Data entries
%%

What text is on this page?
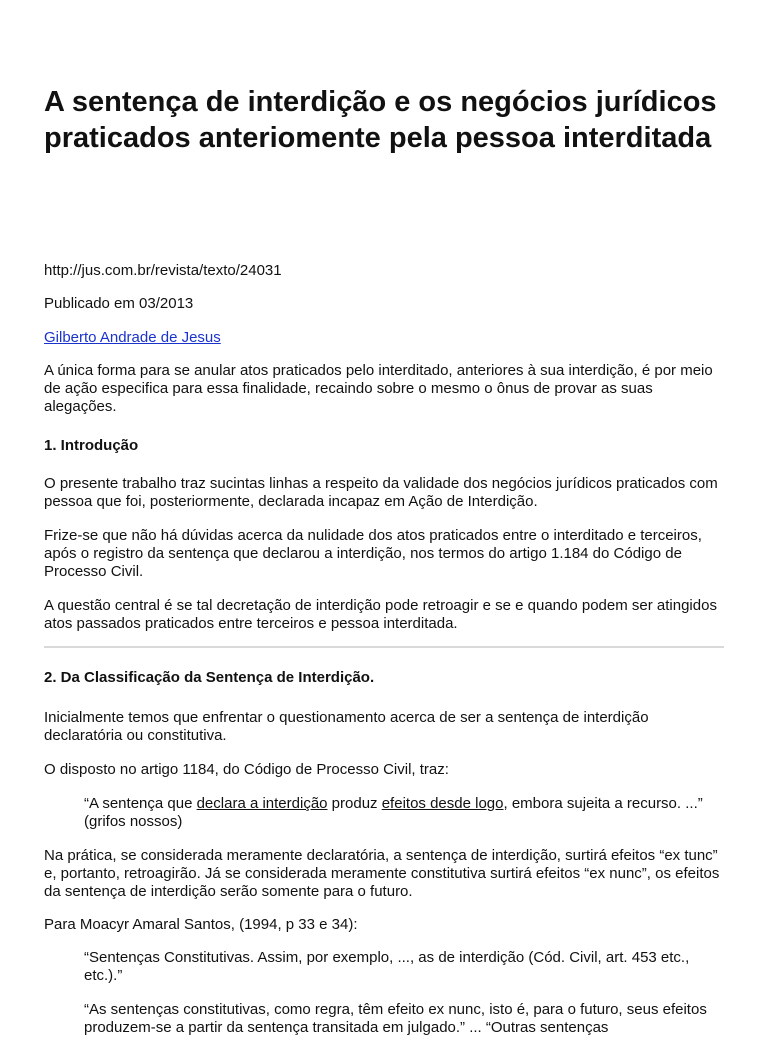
A sentença de interdição e os negócios jurídicos praticados anteriomente pela pessoa interditada

http://jus.com.br/revista/texto/24031

Publicado em 03/2013

Gilberto Andrade de Jesus

A única forma para se anular atos praticados pelo interditado, anteriores à sua interdição, é por meio de ação especifica para essa finalidade, recaindo sobre o mesmo o ônus de provar as suas alegações.

1. Introdução

O presente trabalho traz sucintas linhas a respeito da validade dos negócios jurídicos praticados com pessoa que foi, posteriormente, declarada incapaz em Ação de Interdição.

Frize-se que não há dúvidas acerca da nulidade dos atos praticados entre o interditado e terceiros, após o registro da sentença que declarou a interdição, nos termos do artigo 1.184 do Código de Processo Civil.

A questão central é se tal decretação de interdição pode retroagir e se e quando podem ser atingidos atos passados praticados entre terceiros e pessoa interditada.

2. Da Classificação da Sentença de Interdição.

Inicialmente temos que enfrentar o questionamento acerca de ser a sentença de interdição declaratória ou constitutiva.

O disposto no artigo 1184, do Código de Processo Civil, traz:

“A sentença que declara a interdição produz efeitos desde logo, embora sujeita a recurso. ...” (grifos nossos)

Na prática, se considerada meramente declaratória, a sentença de interdição, surtirá efeitos “ex tunc” e, portanto, retroagirão. Já se considerada meramente constitutiva surtirá efeitos “ex nunc”, os efeitos da sentença de interdição serão somente para o futuro.

Para Moacyr Amaral Santos, (1994, p 33 e 34):

“Sentenças Constitutivas. Assim, por exemplo, ..., as de interdição (Cód. Civil, art. 453 etc., etc.).”

“As sentenças constitutivas, como regra, têm efeito ex nunc, isto é, para o futuro, seus efeitos produzem-se a partir da sentença transitada em julgado.” ... “Outras sentenças
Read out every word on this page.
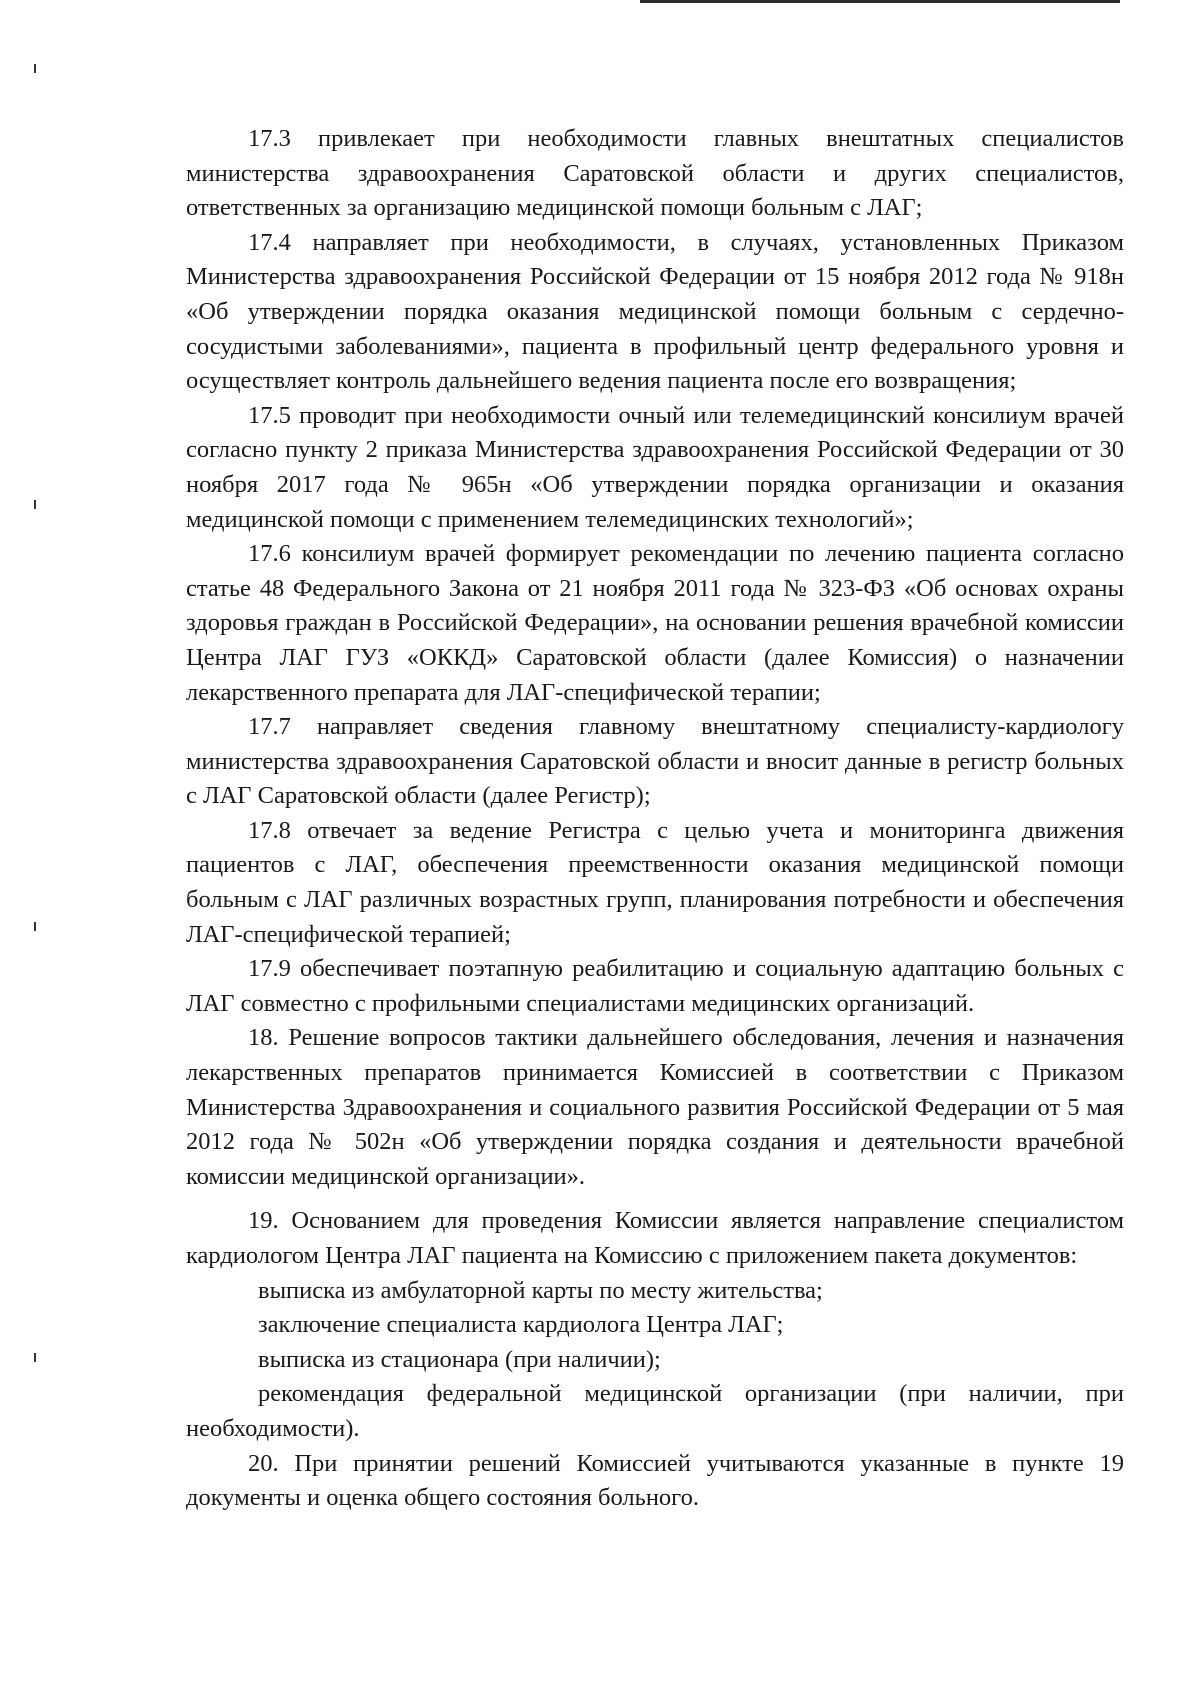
17.3 привлекает при необходимости главных внештатных специалистов министерства здравоохранения Саратовской области и других специалистов, ответственных за организацию медицинской помощи больным с ЛАГ;

17.4 направляет при необходимости, в случаях, установленных Приказом Министерства здравоохранения Российской Федерации от 15 ноября 2012 года № 918н «Об утверждении порядка оказания медицинской помощи больным с сердечно-сосудистыми заболеваниями», пациента в профильный центр федерального уровня и осуществляет контроль дальнейшего ведения пациента после его возвращения;

17.5 проводит при необходимости очный или телемедицинский консилиум врачей согласно пункту 2 приказа Министерства здравоохранения Российской Федерации от 30 ноября 2017 года № 965н «Об утверждении порядка организации и оказания медицинской помощи с применением телемедицинских технологий»;

17.6 консилиум врачей формирует рекомендации по лечению пациента согласно статье 48 Федерального Закона от 21 ноября 2011 года № 323-ФЗ «Об основах охраны здоровья граждан в Российской Федерации», на основании решения врачебной комиссии Центра ЛАГ ГУЗ «ОККД» Саратовской области (далее Комиссия) о назначении лекарственного препарата для ЛАГ-специфической терапии;

17.7 направляет сведения главному внештатному специалисту-кардиологу министерства здравоохранения Саратовской области и вносит данные в регистр больных с ЛАГ Саратовской области (далее Регистр);

17.8 отвечает за ведение Регистра с целью учета и мониторинга движения пациентов с ЛАГ, обеспечения преемственности оказания медицинской помощи больным с ЛАГ различных возрастных групп, планирования потребности и обеспечения ЛАГ-специфической терапией;

17.9 обеспечивает поэтапную реабилитацию и социальную адаптацию больных с ЛАГ совместно с профильными специалистами медицинских организаций.

18. Решение вопросов тактики дальнейшего обследования, лечения и назначения лекарственных препаратов принимается Комиссией в соответствии с Приказом Министерства Здравоохранения и социального развития Российской Федерации от 5 мая 2012 года № 502н «Об утверждении порядка создания и деятельности врачебной комиссии медицинской организации».

19. Основанием для проведения Комиссии является направление специалистом кардиологом Центра ЛАГ пациента на Комиссию с приложением пакета документов:

выписка из амбулаторной карты по месту жительства;

заключение специалиста кардиолога Центра ЛАГ;

выписка из стационара (при наличии);

рекомендация федеральной медицинской организации (при наличии, при необходимости).

20. При принятии решений Комиссией учитываются указанные в пункте 19 документы и оценка общего состояния больного.
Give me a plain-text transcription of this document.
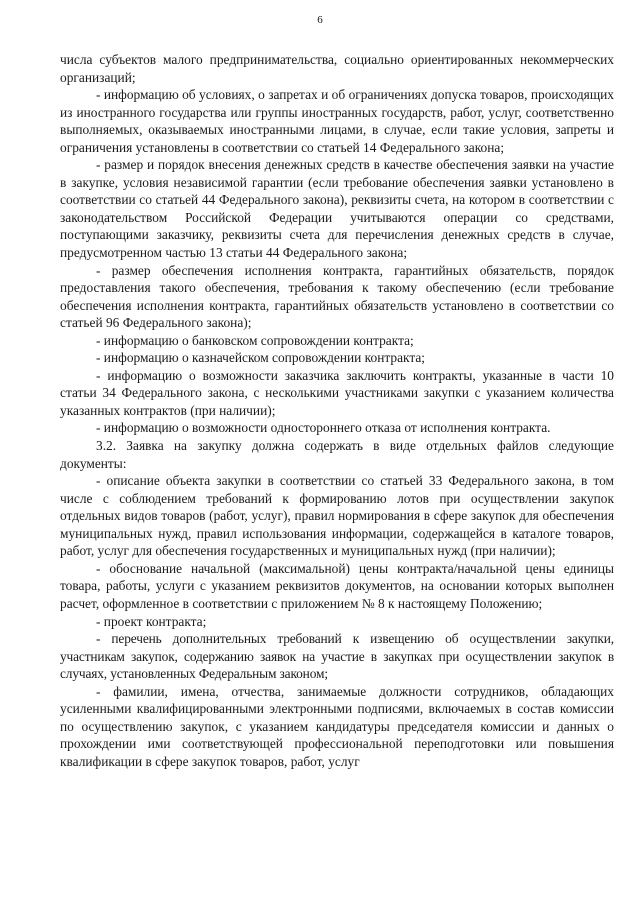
6

числа субъектов малого предпринимательства, социально ориентированных некоммерческих организаций;

- информацию об условиях, о запретах и об ограничениях допуска товаров, происходящих из иностранного государства или группы иностранных государств, работ, услуг, соответственно выполняемых, оказываемых иностранными лицами, в случае, если такие условия, запреты и ограничения установлены в соответствии со статьей 14 Федерального закона;

- размер и порядок внесения денежных средств в качестве обеспечения заявки на участие в закупке, условия независимой гарантии (если требование обеспечения заявки установлено в соответствии со статьей 44 Федерального закона), реквизиты счета, на котором в соответствии с законодательством Российской Федерации учитываются операции со средствами, поступающими заказчику, реквизиты счета для перечисления денежных средств в случае, предусмотренном частью 13 статьи 44 Федерального закона;

- размер обеспечения исполнения контракта, гарантийных обязательств, порядок предоставления такого обеспечения, требования к такому обеспечению (если требование обеспечения исполнения контракта, гарантийных обязательств установлено в соответствии со статьей 96 Федерального закона);

- информацию о банковском сопровождении контракта;

- информацию о казначейском сопровождении контракта;

- информацию о возможности заказчика заключить контракты, указанные в части 10 статьи 34 Федерального закона, с несколькими участниками закупки с указанием количества указанных контрактов (при наличии);

- информацию о возможности одностороннего отказа от исполнения контракта.

3.2. Заявка на закупку должна содержать в виде отдельных файлов следующие документы:

- описание объекта закупки в соответствии со статьей 33 Федерального закона, в том числе с соблюдением требований к формированию лотов при осуществлении закупок отдельных видов товаров (работ, услуг), правил нормирования в сфере закупок для обеспечения муниципальных нужд, правил использования информации, содержащейся в каталоге товаров, работ, услуг для обеспечения государственных и муниципальных нужд (при наличии);

- обоснование начальной (максимальной) цены контракта/начальной цены единицы товара, работы, услуги с указанием реквизитов документов, на основании которых выполнен расчет, оформленное в соответствии с приложением № 8 к настоящему Положению;

- проект контракта;

- перечень дополнительных требований к извещению об осуществлении закупки, участникам закупок, содержанию заявок на участие в закупках при осуществлении закупок в случаях, установленных Федеральным законом;

- фамилии, имена, отчества, занимаемые должности сотрудников, обладающих усиленными квалифицированными электронными подписями, включаемых в состав комиссии по осуществлению закупок, с указанием кандидатуры председателя комиссии и данных о прохождении ими соответствующей профессиональной переподготовки или повышения квалификации в сфере закупок товаров, работ, услуг
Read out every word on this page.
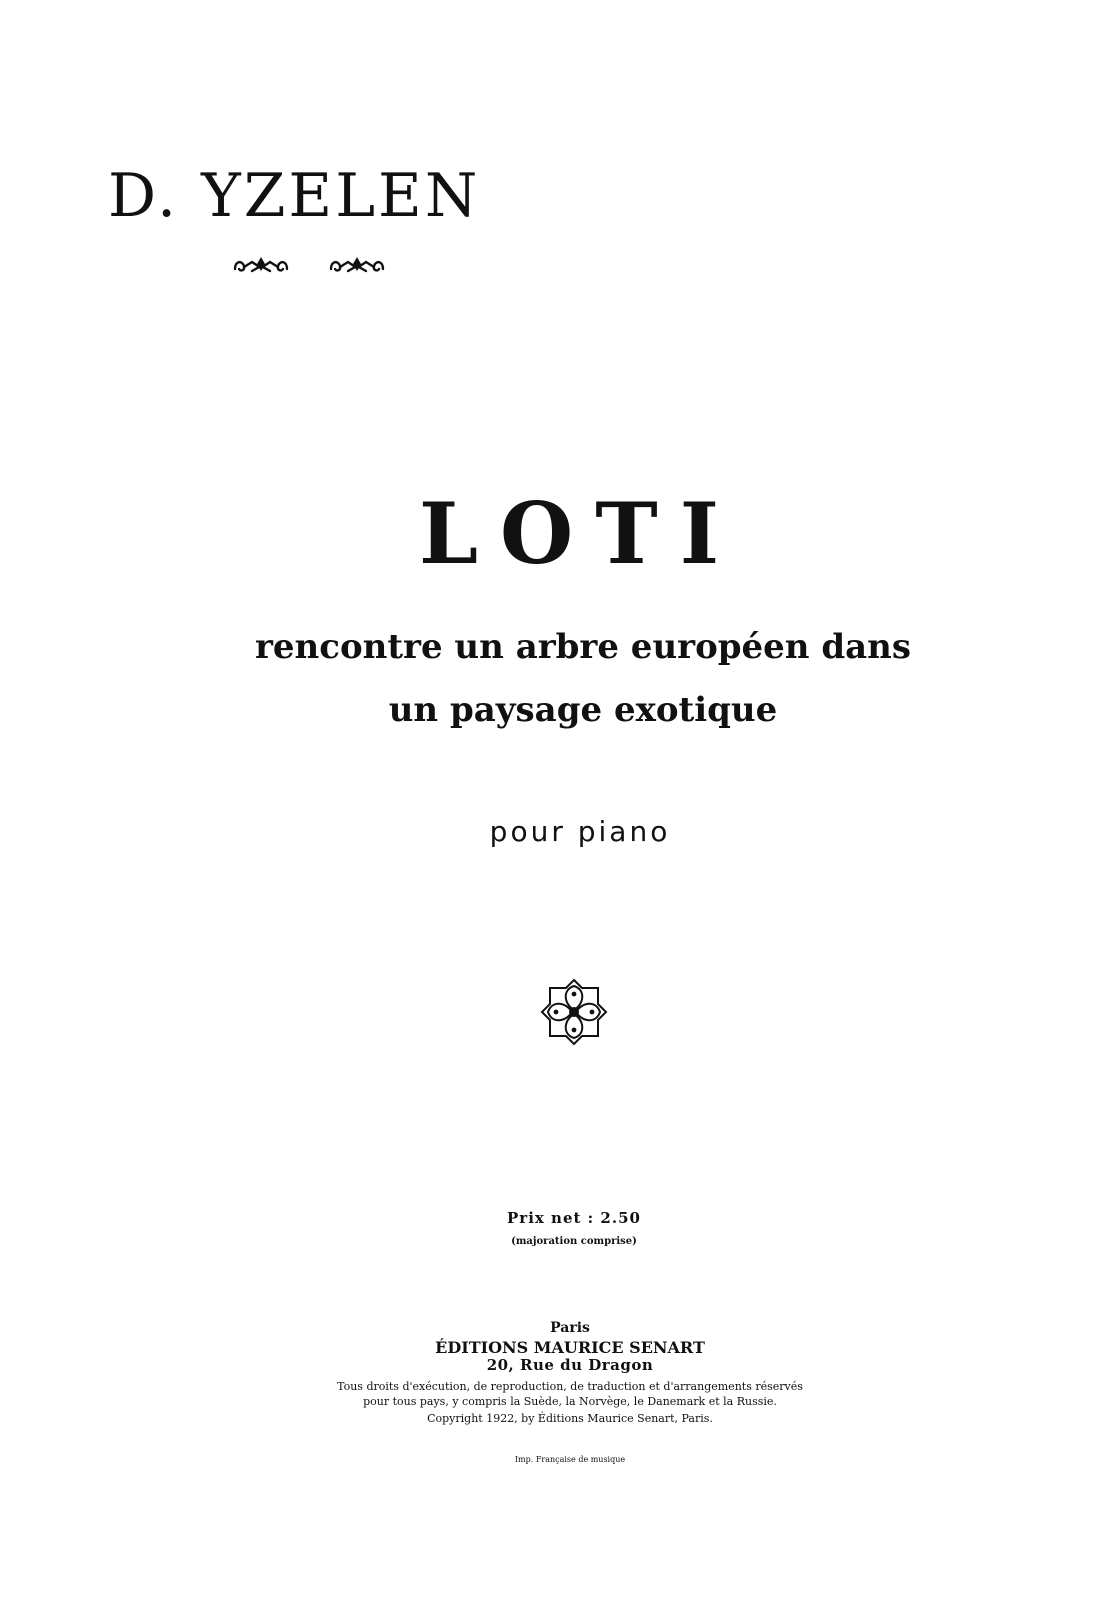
D. YZELEN
LOTI
rencontre un arbre européen dans
un paysage exotique
pour piano
Prix net : 2.50
(majoration comprise)
Paris
ÉDITIONS MAURICE SENART
20, Rue du Dragon
Tous droits d'exécution, de reproduction, de traduction et d'arrangements réservés
pour tous pays, y compris la Suède, la Norvège, le Danemark et la Russie.
Copyright 1922, by Éditions Maurice Senart, Paris.
Imp. Française de musique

%%

All records should be output exactly, with the pictures left out.

What text is on this page?
A sentença de interdição e os negócios jurídicos praticados anteriomente pela pessoa interditada

http://jus.com.br/revista/texto/24031

Publicado em 03/2013

Gilberto Andrade de Jesus

A única forma para se anular atos praticados pelo interditado, anteriores à sua interdição, é por meio de ação especifica para essa finalidade, recaindo sobre o mesmo o ônus de provar as suas alegações.

1. Introdução

O presente trabalho traz sucintas linhas a respeito da validade dos negócios jurídicos praticados com pessoa que foi, posteriormente, declarada incapaz em Ação de Interdição.

Frize-se que não há dúvidas acerca da nulidade dos atos praticados entre o interditado e terceiros, após o registro da sentença que declarou a interdição, nos termos do artigo 1.184 do Código de Processo Civil.

A questão central é se tal decretação de interdição pode retroagir e se e quando podem ser atingidos atos passados praticados entre terceiros e pessoa interditada.

2. Da Classificação da Sentença de Interdição.

Inicialmente temos que enfrentar o questionamento acerca de ser a sentença de interdição declaratória ou constitutiva.

O disposto no artigo 1184, do Código de Processo Civil, traz:

“A sentença que declara a interdição produz efeitos desde logo, embora sujeita a recurso. ...” (grifos nossos)

Na prática, se considerada meramente declaratória, a sentença de interdição, surtirá efeitos “ex tunc” e, portanto, retroagirão. Já se considerada meramente constitutiva surtirá efeitos “ex nunc”, os efeitos da sentença de interdição serão somente para o futuro.

Para Moacyr Amaral Santos, (1994, p 33 e 34):

“Sentenças Constitutivas. Assim, por exemplo, ..., as de interdição (Cód. Civil, art. 453 etc., etc.).”

“As sentenças constitutivas, como regra, têm efeito ex nunc, isto é, para o futuro, seus efeitos produzem-se a partir da sentença transitada em julgado.” ... “Outras sentenças
Read out every word on this page.
17.3 привлекает при необходимости главных внештатных специалистов министерства здравоохранения Саратовской области и других специалистов, ответственных за организацию медицинской помощи больным с ЛАГ;

17.4 направляет при необходимости, в случаях, установленных Приказом Министерства здравоохранения Российской Федерации от 15 ноября 2012 года № 918н «Об утверждении порядка оказания медицинской помощи больным с сердечно-сосудистыми заболеваниями», пациента в профильный центр федерального уровня и осуществляет контроль дальнейшего ведения пациента после его возвращения;

17.5 проводит при необходимости очный или телемедицинский консилиум врачей согласно пункту 2 приказа Министерства здравоохранения Российской Федерации от 30 ноября 2017 года № 965н «Об утверждении порядка организации и оказания медицинской помощи с применением телемедицинских технологий»;

17.6 консилиум врачей формирует рекомендации по лечению пациента согласно статье 48 Федерального Закона от 21 ноября 2011 года № 323-ФЗ «Об основах охраны здоровья граждан в Российской Федерации», на основании решения врачебной комиссии Центра ЛАГ ГУЗ «ОККД» Саратовской области (далее Комиссия) о назначении лекарственного препарата для ЛАГ-специфической терапии;

17.7 направляет сведения главному внештатному специалисту-кардиологу министерства здравоохранения Саратовской области и вносит данные в регистр больных с ЛАГ Саратовской области (далее Регистр);

17.8 отвечает за ведение Регистра с целью учета и мониторинга движения пациентов с ЛАГ, обеспечения преемственности оказания медицинской помощи больным с ЛАГ различных возрастных групп, планирования потребности и обеспечения ЛАГ-специфической терапией;

17.9 обеспечивает поэтапную реабилитацию и социальную адаптацию больных с ЛАГ совместно с профильными специалистами медицинских организаций.

18. Решение вопросов тактики дальнейшего обследования, лечения и назначения лекарственных препаратов принимается Комиссией в соответствии с Приказом Министерства Здравоохранения и социального развития Российской Федерации от 5 мая 2012 года № 502н «Об утверждении порядка создания и деятельности врачебной комиссии медицинской организации».

19. Основанием для проведения Комиссии является направление специалистом кардиологом Центра ЛАГ пациента на Комиссию с приложением пакета документов:

выписка из амбулаторной карты по месту жительства;

заключение специалиста кардиолога Центра ЛАГ;

выписка из стационара (при наличии);

рекомендация федеральной медицинской организации (при наличии, при необходимости).

20. При принятии решений Комиссией учитываются указанные в пункте 19 документы и оценка общего состояния больного.
Give me a plain-text transcription of this document.
6

числа субъектов малого предпринимательства, социально ориентированных некоммерческих организаций;

- информацию об условиях, о запретах и об ограничениях допуска товаров, происходящих из иностранного государства или группы иностранных государств, работ, услуг, соответственно выполняемых, оказываемых иностранными лицами, в случае, если такие условия, запреты и ограничения установлены в соответствии со статьей 14 Федерального закона;

- размер и порядок внесения денежных средств в качестве обеспечения заявки на участие в закупке, условия независимой гарантии (если требование обеспечения заявки установлено в соответствии со статьей 44 Федерального закона), реквизиты счета, на котором в соответствии с законодательством Российской Федерации учитываются операции со средствами, поступающими заказчику, реквизиты счета для перечисления денежных средств в случае, предусмотренном частью 13 статьи 44 Федерального закона;

- размер обеспечения исполнения контракта, гарантийных обязательств, порядок предоставления такого обеспечения, требования к такому обеспечению (если требование обеспечения исполнения контракта, гарантийных обязательств установлено в соответствии со статьей 96 Федерального закона);

- информацию о банковском сопровождении контракта;

- информацию о казначейском сопровождении контракта;

- информацию о возможности заказчика заключить контракты, указанные в части 10 статьи 34 Федерального закона, с несколькими участниками закупки с указанием количества указанных контрактов (при наличии);

- информацию о возможности одностороннего отказа от исполнения контракта.

3.2. Заявка на закупку должна содержать в виде отдельных файлов следующие документы:

- описание объекта закупки в соответствии со статьей 33 Федерального закона, в том числе с соблюдением требований к формированию лотов при осуществлении закупок отдельных видов товаров (работ, услуг), правил нормирования в сфере закупок для обеспечения муниципальных нужд, правил использования информации, содержащейся в каталоге товаров, работ, услуг для обеспечения государственных и муниципальных нужд (при наличии);

- обоснование начальной (максимальной) цены контракта/начальной цены единицы товара, работы, услуги с указанием реквизитов документов, на основании которых выполнен расчет, оформленное в соответствии с приложением № 8 к настоящему Положению;

- проект контракта;

- перечень дополнительных требований к извещению об осуществлении закупки, участникам закупок, содержанию заявок на участие в закупках при осуществлении закупок в случаях, установленных Федеральным законом;

- фамилии, имена, отчества, занимаемые должности сотрудников, обладающих усиленными квалифицированными электронными подписями, включаемых в состав комиссии по осуществлению закупок, с указанием кандидатуры председателя комиссии и данных о прохождении ими соответствующей профессиональной переподготовки или повышения квалификации в сфере закупок товаров, работ, услуг
Read out every word on this page.
D. YZELEN
LOTI
rencontre un arbre européen dans
un paysage exotique
pour piano
Prix net : 2.50
(majoration comprise)
Paris
ÉDITIONS MAURICE SENART
20, Rue du Dragon
Tous droits d'exécution, de reproduction, de traduction et d'arrangements réservés
pour tous pays, y compris la Suède, la Norvège, le Danemark et la Russie.
Copyright 1922, by Éditions Maurice Senart, Paris.
Imp. Française de musique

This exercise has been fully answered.